== Work required ==
Recast every line in the rows below as a Markdown table with the columns "Line" and "Text," giving each line a number and omitting blank lines. Leave the pictures out.

== Material for this exercise ==
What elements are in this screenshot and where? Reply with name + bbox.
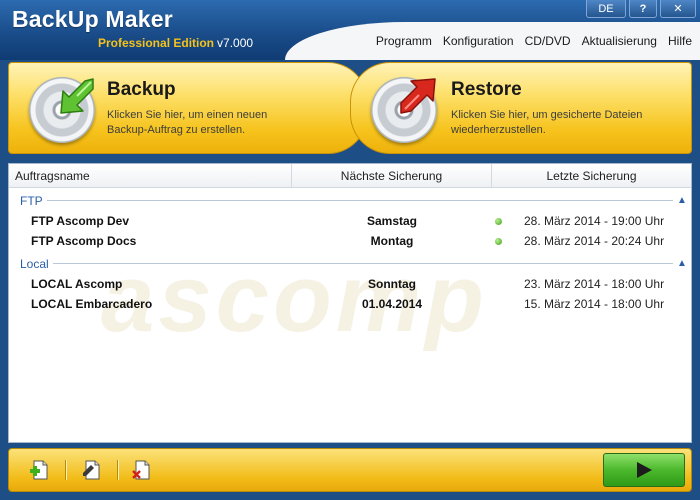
delete-job-icon[interactable] — [129, 458, 153, 482]
version-label: v7.000 — [217, 36, 254, 50]
bottom-toolbar — [8, 448, 692, 492]
edit-job-icon[interactable] — [79, 458, 103, 482]
add-job-icon[interactable] — [27, 458, 51, 482]
backup-description: Klicken Sie hier, um einen neuen Backup-… — [107, 109, 268, 136]
column-header-name[interactable]: Auftragsname — [9, 164, 292, 187]
list-header: Auftragsname Nächste Sicherung Letzte Si… — [9, 164, 691, 188]
menu-cd-dvd[interactable]: CD/DVD — [525, 34, 571, 48]
job-name: FTP Ascomp Docs — [31, 234, 137, 248]
column-header-next[interactable]: Nächste Sicherung — [292, 164, 492, 187]
green-arrow-icon — [60, 78, 94, 114]
window-controls: DE ? ✕ — [586, 0, 696, 18]
help-button[interactable]: ? — [629, 0, 657, 18]
menu-konfiguration[interactable]: Konfiguration — [443, 34, 514, 48]
job-last-backup-cell: 28. März 2014 - 19:00 Uhr — [492, 214, 691, 228]
toolbar-separator — [117, 460, 118, 480]
job-next-backup: 01.04.2014 — [361, 297, 423, 311]
job-name: FTP Ascomp Dev — [31, 214, 130, 228]
backup-title: Backup — [107, 79, 176, 100]
restore-description: Klicken Sie hier, um gesicherte Dateien … — [451, 109, 643, 136]
menu-hilfe[interactable]: Hilfe — [668, 34, 692, 48]
restore-button[interactable]: Restore Klicken Sie hier, um gesicherte … — [350, 62, 692, 154]
job-last-backup: 15. März 2014 - 18:00 Uhr — [524, 297, 665, 311]
status-ok-icon — [495, 237, 502, 245]
backup-button[interactable]: Backup Klicken Sie hier, um einen neuen … — [8, 62, 368, 154]
group-ftp: FTP ▲ — [9, 192, 691, 209]
job-next-backup: Sonntag — [368, 277, 416, 291]
group-divider — [46, 200, 673, 201]
column-header-last[interactable]: Letzte Sicherung — [492, 164, 691, 187]
edition-label: Professional Edition — [98, 36, 215, 50]
job-list: ascomp Auftragsname Nächste Sicherung Le… — [8, 163, 692, 443]
app-title: BackUp Maker — [12, 6, 173, 32]
job-last-backup: 28. März 2014 - 19:00 Uhr — [524, 214, 665, 228]
job-name: LOCAL Embarcadero — [31, 297, 153, 311]
close-button[interactable]: ✕ — [660, 0, 696, 18]
collapse-icon[interactable]: ▲ — [673, 195, 691, 206]
collapse-icon[interactable]: ▲ — [673, 258, 691, 269]
job-last-backup-cell: 15. März 2014 - 18:00 Uhr — [492, 297, 691, 311]
job-last-backup-cell: 23. März 2014 - 18:00 Uhr — [492, 277, 691, 291]
job-last-backup-cell: 28. März 2014 - 20:24 Uhr — [492, 234, 691, 248]
restore-title: Restore — [451, 79, 522, 100]
menu-programm[interactable]: Programm — [376, 34, 432, 48]
status-none-icon — [495, 301, 502, 308]
job-name: LOCAL Ascomp — [31, 277, 123, 291]
language-button[interactable]: DE — [586, 0, 626, 18]
group-label: FTP — [20, 193, 43, 208]
action-panel: Backup Klicken Sie hier, um einen neuen … — [0, 60, 700, 158]
group-divider — [52, 263, 673, 264]
table-row[interactable]: LOCAL Embarcadero 01.04.2014 15. März 20… — [9, 294, 691, 314]
group-label: Local — [20, 256, 49, 271]
group-local: Local ▲ — [9, 255, 691, 272]
table-row[interactable]: FTP Ascomp Dev Samstag 28. März 2014 - 1… — [9, 211, 691, 231]
job-last-backup: 28. März 2014 - 20:24 Uhr — [524, 234, 665, 248]
menu-bar: Programm Konfiguration CD/DVD Aktualisie… — [376, 34, 692, 48]
run-button[interactable] — [603, 453, 685, 487]
title-bar: BackUp Maker Professional Edition v7.000 … — [0, 0, 700, 60]
status-ok-icon — [495, 217, 502, 225]
play-icon — [636, 462, 652, 478]
table-row[interactable]: LOCAL Ascomp Sonntag 23. März 2014 - 18:… — [9, 274, 691, 294]
app-edition: Professional Edition v7.000 — [98, 36, 253, 50]
table-row[interactable]: FTP Ascomp Docs Montag 28. März 2014 - 2… — [9, 231, 691, 251]
red-arrow-icon — [400, 78, 436, 114]
menu-aktualisierung[interactable]: Aktualisierung — [582, 34, 657, 48]
job-next-backup: Samstag — [366, 214, 418, 228]
toolbar-separator — [65, 460, 66, 480]
job-last-backup: 23. März 2014 - 18:00 Uhr — [524, 277, 665, 291]
job-next-backup: Montag — [370, 234, 414, 248]
status-none-icon — [495, 281, 502, 288]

== Response below ==
| Line | Text |
|---|---|
| 1 | What elements are in this screenshot and where? Reply with name + bbox. |
| 2 | delete-job-icon[interactable] — [129, 458, 153, 482] |
| 3 | version-label: v7.000 — [217, 36, 254, 50] |
| 4 | bottom-toolbar — [8, 448, 692, 492] |
| 5 | edit-job-icon[interactable] — [79, 458, 103, 482] |
| 6 | add-job-icon[interactable] — [27, 458, 51, 482] |
| 7 | backup-description: Klicken Sie hier, um einen neuen Backup-… — [107, 109, 268, 136] |
| 8 | column-header-name[interactable]: Auftragsname — [9, 164, 292, 187] |
| 9 | list-header: Auftragsname Nächste Sicherung Letzte Si… — [9, 164, 691, 188] |
| 10 | menu-cd-dvd[interactable]: CD/DVD — [525, 34, 571, 48] |
| 11 | job-name: FTP Ascomp Docs — [31, 234, 137, 248] |
| 12 | column-header-next[interactable]: Nächste Sicherung — [292, 164, 492, 187] |
| 13 | green-arrow-icon — [60, 78, 94, 114] |
| 14 | window-controls: DE ? ✕ — [586, 0, 696, 18] |
| 15 | help-button[interactable]: ? — [629, 0, 657, 18] |
| 16 | menu-konfiguration[interactable]: Konfiguration — [443, 34, 514, 48] |
| 17 | job-last-backup-cell: 28. März 2014 - 19:00 Uhr — [492, 214, 691, 228] |
| 18 | toolbar-separator — [117, 460, 118, 480] |
| 19 | job-next-backup: 01.04.2014 — [361, 297, 423, 311] |
| 20 | job-name: FTP Ascomp Dev — [31, 214, 130, 228] |
| 21 | backup-title: Backup — [107, 79, 176, 100] |
| 22 | restore-description: Klicken Sie hier, um gesicherte Dateien … — [451, 109, 643, 136] |
| 23 | menu-hilfe[interactable]: Hilfe — [668, 34, 692, 48] |
| 24 | restore-button[interactable]: Restore Klicken Sie hier, um gesicherte … — [350, 62, 692, 154] |
| 25 | job-last-backup: 15. März 2014 - 18:00 Uhr — [524, 297, 665, 311] |
| 26 | status-ok-icon — [495, 237, 502, 245] |
| 27 | backup-button[interactable]: Backup Klicken Sie hier, um einen neuen … — [8, 62, 368, 154] |
| 28 | group-ftp: FTP ▲ — [9, 192, 691, 209] |
| 29 | job-next-backup: Sonntag — [368, 277, 416, 291] |
| 30 | group-divider — [46, 200, 673, 201] |
| 31 | column-header-last[interactable]: Letzte Sicherung — [492, 164, 691, 187] |
| 32 | edition-label: Professional Edition — [98, 36, 215, 50] |
| 33 | job-list: ascomp Auftragsname Nächste Sicherung Le… — [8, 163, 692, 443] |
| 34 | app-title: BackUp Maker — [12, 6, 173, 32] |
| 35 | job-last-backup: 28. März 2014 - 19:00 Uhr — [524, 214, 665, 228] |
| 36 | job-name: LOCAL Embarcadero — [31, 297, 153, 311] |
| 37 | close-button[interactable]: ✕ — [660, 0, 696, 18] |
| 38 | collapse-icon[interactable]: ▲ — [673, 195, 691, 206] |
| 39 | collapse-icon[interactable]: ▲ — [673, 258, 691, 269] |
| 40 | job-last-backup-cell: 15. März 2014 - 18:00 Uhr — [492, 297, 691, 311] |
| 41 | job-last-backup-cell: 23. März 2014 - 18:00 Uhr — [492, 277, 691, 291] |
| 42 | job-last-backup-cell: 28. März 2014 - 20:24 Uhr — [492, 234, 691, 248] |
| 43 | restore-title: Restore — [451, 79, 522, 100] |
| 44 | menu-programm[interactable]: Programm — [376, 34, 432, 48] |
| 45 | status-none-icon — [495, 301, 502, 308] |
| 46 | job-name: LOCAL Ascomp — [31, 277, 123, 291] |
| 47 | language-button[interactable]: DE — [586, 0, 626, 18] |
| 48 | group-label: FTP — [20, 193, 43, 208] |
| 49 | action-panel: Backup Klicken Sie hier, um einen neuen … — [0, 60, 700, 158] |
| 50 | group-divider — [52, 263, 673, 264] |
| 51 | table-row[interactable]: LOCAL Embarcadero 01.04.2014 15. März 20… — [9, 294, 691, 314] |
| 52 | group-label: Local — [20, 256, 49, 271] |
| 53 | group-local: Local ▲ — [9, 255, 691, 272] |
| 54 | table-row[interactable]: FTP Ascomp Dev Samstag 28. März 2014 - 1… — [9, 211, 691, 231] |
| 55 | job-last-backup: 28. März 2014 - 20:24 Uhr — [524, 234, 665, 248] |
| 56 | menu-bar: Programm Konfiguration CD/DVD Aktualisie… — [376, 34, 692, 48] |
| 57 | run-button[interactable] — [603, 453, 685, 487] |
| 58 | title-bar: BackUp Maker Professional Edition v7.000 … — [0, 0, 700, 60] |
| 59 | status-ok-icon — [495, 217, 502, 225] |
| 60 | play-icon — [636, 462, 652, 478] |
| 61 | table-row[interactable]: LOCAL Ascomp Sonntag 23. März 2014 - 18:… — [9, 274, 691, 294] |
| 62 | app-edition: Professional Edition v7.000 — [98, 36, 253, 50] |
| 63 | table-row[interactable]: FTP Ascomp Docs Montag 28. März 2014 - 2… — [9, 231, 691, 251] |
| 64 | red-arrow-icon — [400, 78, 436, 114] |
| 65 | menu-aktualisierung[interactable]: Aktualisierung — [582, 34, 657, 48] |
| 66 | job-next-backup: Samstag — [366, 214, 418, 228] |
| 67 | toolbar-separator — [65, 460, 66, 480] |
| 68 | job-last-backup: 23. März 2014 - 18:00 Uhr — [524, 277, 665, 291] |
| 69 | job-next-backup: Montag — [370, 234, 414, 248] |
| 70 | status-none-icon — [495, 281, 502, 288] |